SUPPLIED RECORDS |
---------------

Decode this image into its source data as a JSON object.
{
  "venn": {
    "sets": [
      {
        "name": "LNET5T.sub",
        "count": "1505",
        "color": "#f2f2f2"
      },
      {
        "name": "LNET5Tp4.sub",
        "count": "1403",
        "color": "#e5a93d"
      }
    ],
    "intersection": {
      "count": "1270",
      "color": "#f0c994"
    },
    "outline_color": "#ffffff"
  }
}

---------------

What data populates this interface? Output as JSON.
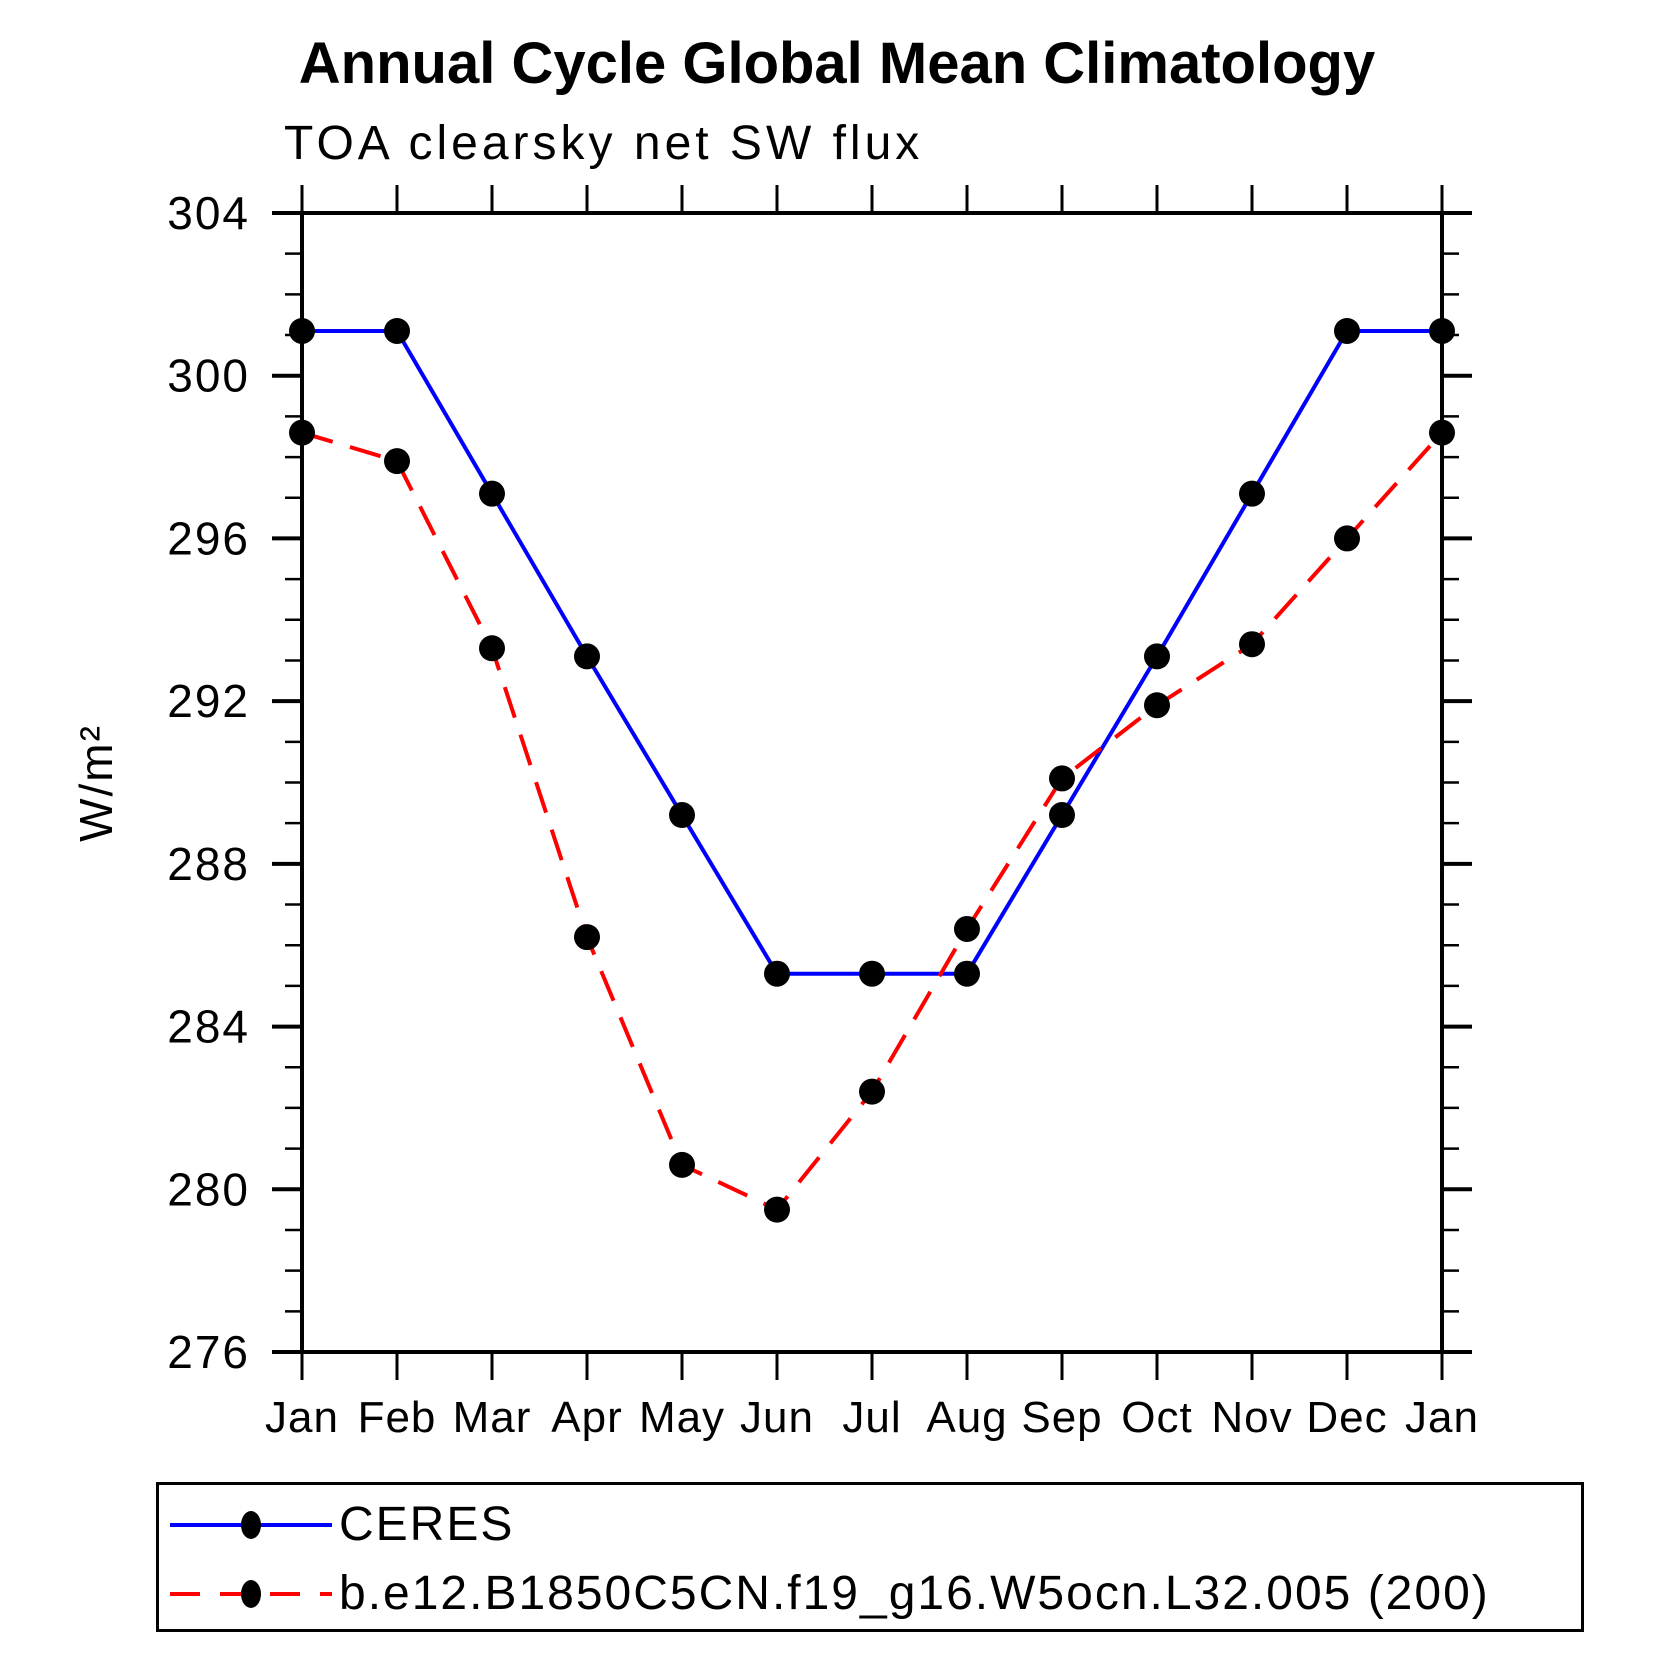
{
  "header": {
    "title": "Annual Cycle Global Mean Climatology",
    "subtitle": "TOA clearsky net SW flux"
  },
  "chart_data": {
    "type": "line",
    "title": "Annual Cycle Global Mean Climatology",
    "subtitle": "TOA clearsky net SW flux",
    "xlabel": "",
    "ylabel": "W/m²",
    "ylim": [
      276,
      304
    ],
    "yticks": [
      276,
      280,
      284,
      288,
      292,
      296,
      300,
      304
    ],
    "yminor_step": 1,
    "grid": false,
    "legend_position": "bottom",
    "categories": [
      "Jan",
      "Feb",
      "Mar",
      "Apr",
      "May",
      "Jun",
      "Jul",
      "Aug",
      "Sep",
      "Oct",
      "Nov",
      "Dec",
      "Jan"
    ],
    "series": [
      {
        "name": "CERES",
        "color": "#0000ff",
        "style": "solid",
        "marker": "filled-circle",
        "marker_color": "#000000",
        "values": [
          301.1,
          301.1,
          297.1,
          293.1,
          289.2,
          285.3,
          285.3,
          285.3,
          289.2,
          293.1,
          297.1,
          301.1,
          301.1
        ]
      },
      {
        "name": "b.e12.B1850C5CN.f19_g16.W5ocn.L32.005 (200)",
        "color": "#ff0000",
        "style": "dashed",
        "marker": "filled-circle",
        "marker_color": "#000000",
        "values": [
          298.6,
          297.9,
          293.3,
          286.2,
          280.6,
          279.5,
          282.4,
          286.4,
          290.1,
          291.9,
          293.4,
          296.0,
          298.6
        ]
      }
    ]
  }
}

---------------

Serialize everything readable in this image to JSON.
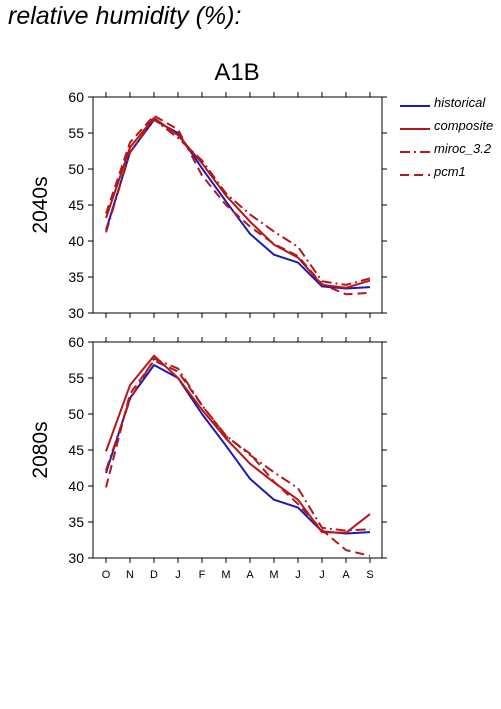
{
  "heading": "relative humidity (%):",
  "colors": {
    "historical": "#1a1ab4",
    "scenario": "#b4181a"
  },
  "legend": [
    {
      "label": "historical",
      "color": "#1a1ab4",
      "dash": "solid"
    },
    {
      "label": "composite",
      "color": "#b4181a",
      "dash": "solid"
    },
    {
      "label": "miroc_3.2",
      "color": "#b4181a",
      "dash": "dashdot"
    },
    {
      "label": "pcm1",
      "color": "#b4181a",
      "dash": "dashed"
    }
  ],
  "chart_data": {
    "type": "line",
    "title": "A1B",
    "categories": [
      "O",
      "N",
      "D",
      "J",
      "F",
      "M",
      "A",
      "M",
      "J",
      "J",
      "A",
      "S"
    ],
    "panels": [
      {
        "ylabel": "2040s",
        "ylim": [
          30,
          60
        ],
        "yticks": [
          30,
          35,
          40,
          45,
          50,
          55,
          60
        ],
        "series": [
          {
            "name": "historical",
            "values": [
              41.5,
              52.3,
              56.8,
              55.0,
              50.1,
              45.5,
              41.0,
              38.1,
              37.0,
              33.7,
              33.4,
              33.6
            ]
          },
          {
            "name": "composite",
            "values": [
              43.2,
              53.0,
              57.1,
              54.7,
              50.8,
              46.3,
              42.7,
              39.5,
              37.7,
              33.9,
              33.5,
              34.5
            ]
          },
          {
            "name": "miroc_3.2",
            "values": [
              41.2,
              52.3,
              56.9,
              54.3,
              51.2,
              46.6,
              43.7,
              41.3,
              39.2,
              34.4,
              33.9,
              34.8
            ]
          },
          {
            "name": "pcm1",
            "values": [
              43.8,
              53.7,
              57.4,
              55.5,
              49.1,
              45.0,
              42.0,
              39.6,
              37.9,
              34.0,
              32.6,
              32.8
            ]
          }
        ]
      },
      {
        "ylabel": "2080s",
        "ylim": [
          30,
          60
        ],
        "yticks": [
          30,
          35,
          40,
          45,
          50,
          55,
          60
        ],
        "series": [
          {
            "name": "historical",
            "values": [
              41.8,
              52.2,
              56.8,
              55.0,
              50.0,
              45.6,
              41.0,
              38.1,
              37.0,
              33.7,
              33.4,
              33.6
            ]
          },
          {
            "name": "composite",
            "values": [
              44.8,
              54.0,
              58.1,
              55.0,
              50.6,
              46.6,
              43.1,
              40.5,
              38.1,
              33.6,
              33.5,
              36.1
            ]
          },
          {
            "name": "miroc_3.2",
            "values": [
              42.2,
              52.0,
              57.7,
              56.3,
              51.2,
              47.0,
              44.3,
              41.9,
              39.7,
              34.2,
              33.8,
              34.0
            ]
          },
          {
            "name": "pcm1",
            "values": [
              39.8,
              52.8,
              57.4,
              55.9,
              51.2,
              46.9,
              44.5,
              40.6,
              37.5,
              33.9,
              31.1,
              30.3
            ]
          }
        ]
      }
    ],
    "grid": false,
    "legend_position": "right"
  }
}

---------------

In the entries above, find each line with the word "image" and show it.

Decode this image into its source data as a JSON object.
Serialize everything readable in this image to JSON.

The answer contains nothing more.